### Directions
Print every entry below again exactly as written, skipping the pictures.
### Entries provided
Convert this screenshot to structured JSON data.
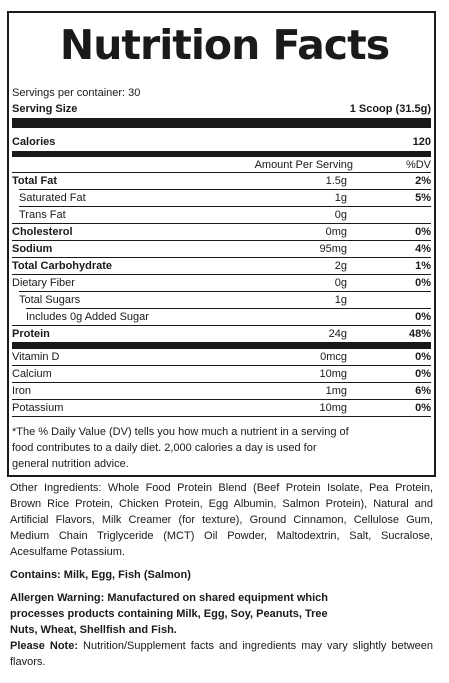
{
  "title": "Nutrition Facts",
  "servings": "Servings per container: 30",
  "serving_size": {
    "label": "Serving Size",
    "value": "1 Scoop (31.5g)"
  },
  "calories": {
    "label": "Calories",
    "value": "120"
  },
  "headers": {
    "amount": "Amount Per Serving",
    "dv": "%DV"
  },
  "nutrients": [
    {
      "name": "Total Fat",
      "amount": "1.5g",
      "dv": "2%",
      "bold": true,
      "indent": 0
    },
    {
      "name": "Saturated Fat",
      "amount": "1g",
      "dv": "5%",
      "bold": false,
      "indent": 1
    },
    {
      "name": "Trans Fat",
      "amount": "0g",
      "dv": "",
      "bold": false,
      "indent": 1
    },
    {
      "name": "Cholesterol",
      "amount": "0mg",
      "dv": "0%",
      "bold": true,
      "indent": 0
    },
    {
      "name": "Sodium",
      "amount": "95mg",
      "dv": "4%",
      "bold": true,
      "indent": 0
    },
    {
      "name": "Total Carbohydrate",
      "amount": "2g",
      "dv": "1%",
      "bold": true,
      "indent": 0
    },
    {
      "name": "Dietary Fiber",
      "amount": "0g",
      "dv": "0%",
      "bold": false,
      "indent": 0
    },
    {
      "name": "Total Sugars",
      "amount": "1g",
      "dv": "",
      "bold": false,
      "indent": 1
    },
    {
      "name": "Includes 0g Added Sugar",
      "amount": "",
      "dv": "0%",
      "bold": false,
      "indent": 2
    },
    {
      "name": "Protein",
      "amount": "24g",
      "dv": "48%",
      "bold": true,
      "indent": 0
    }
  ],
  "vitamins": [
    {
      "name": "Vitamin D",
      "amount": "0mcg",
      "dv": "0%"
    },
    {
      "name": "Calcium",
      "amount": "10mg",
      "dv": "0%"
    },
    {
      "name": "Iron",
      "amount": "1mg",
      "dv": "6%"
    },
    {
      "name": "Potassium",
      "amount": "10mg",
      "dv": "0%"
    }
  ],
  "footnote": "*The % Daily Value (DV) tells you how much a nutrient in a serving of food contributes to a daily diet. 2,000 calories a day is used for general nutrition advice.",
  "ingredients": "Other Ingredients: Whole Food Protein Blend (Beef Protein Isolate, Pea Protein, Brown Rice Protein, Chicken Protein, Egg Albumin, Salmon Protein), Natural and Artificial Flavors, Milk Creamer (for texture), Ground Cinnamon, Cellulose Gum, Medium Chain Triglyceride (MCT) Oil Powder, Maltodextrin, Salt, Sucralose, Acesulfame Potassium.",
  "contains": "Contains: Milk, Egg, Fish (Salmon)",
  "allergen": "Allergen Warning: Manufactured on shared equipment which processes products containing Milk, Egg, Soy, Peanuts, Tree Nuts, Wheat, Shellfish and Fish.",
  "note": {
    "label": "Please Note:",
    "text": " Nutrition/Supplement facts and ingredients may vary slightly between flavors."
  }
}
######
### Solution for this task
Convert this screenshot to structured JSON data.
{
  "title": "Nutrition Facts",
  "servings": "Servings per container: 30",
  "serving_size": {
    "label": "Serving Size",
    "value": "1 Scoop (31.5g)"
  },
  "calories": {
    "label": "Calories",
    "value": "120"
  },
  "headers": {
    "amount": "Amount Per Serving",
    "dv": "%DV"
  },
  "nutrients": [
    {
      "name": "Total Fat",
      "amount": "1.5g",
      "dv": "2%",
      "bold": true,
      "indent": 0
    },
    {
      "name": "Saturated Fat",
      "amount": "1g",
      "dv": "5%",
      "bold": false,
      "indent": 1
    },
    {
      "name": "Trans Fat",
      "amount": "0g",
      "dv": "",
      "bold": false,
      "indent": 1
    },
    {
      "name": "Cholesterol",
      "amount": "0mg",
      "dv": "0%",
      "bold": true,
      "indent": 0
    },
    {
      "name": "Sodium",
      "amount": "95mg",
      "dv": "4%",
      "bold": true,
      "indent": 0
    },
    {
      "name": "Total Carbohydrate",
      "amount": "2g",
      "dv": "1%",
      "bold": true,
      "indent": 0
    },
    {
      "name": "Dietary Fiber",
      "amount": "0g",
      "dv": "0%",
      "bold": false,
      "indent": 0
    },
    {
      "name": "Total Sugars",
      "amount": "1g",
      "dv": "",
      "bold": false,
      "indent": 1
    },
    {
      "name": "Includes 0g Added Sugar",
      "amount": "",
      "dv": "0%",
      "bold": false,
      "indent": 2
    },
    {
      "name": "Protein",
      "amount": "24g",
      "dv": "48%",
      "bold": true,
      "indent": 0
    }
  ],
  "vitamins": [
    {
      "name": "Vitamin D",
      "amount": "0mcg",
      "dv": "0%"
    },
    {
      "name": "Calcium",
      "amount": "10mg",
      "dv": "0%"
    },
    {
      "name": "Iron",
      "amount": "1mg",
      "dv": "6%"
    },
    {
      "name": "Potassium",
      "amount": "10mg",
      "dv": "0%"
    }
  ],
  "footnote": "*The % Daily Value (DV) tells you how much a nutrient in a serving of food contributes to a daily diet. 2,000 calories a day is used for general nutrition advice.",
  "ingredients": "Other Ingredients: Whole Food Protein Blend (Beef Protein Isolate, Pea Protein, Brown Rice Protein, Chicken Protein, Egg Albumin, Salmon Protein), Natural and Artificial Flavors, Milk Creamer (for texture), Ground Cinnamon, Cellulose Gum, Medium Chain Triglyceride (MCT) Oil Powder, Maltodextrin, Salt, Sucralose, Acesulfame Potassium.",
  "contains": "Contains: Milk, Egg, Fish (Salmon)",
  "allergen": "Allergen Warning: Manufactured on shared equipment which processes products containing Milk, Egg, Soy, Peanuts, Tree Nuts, Wheat, Shellfish and Fish.",
  "note": {
    "label": "Please Note:",
    "text": " Nutrition/Supplement facts and ingredients may vary slightly between flavors."
  }
}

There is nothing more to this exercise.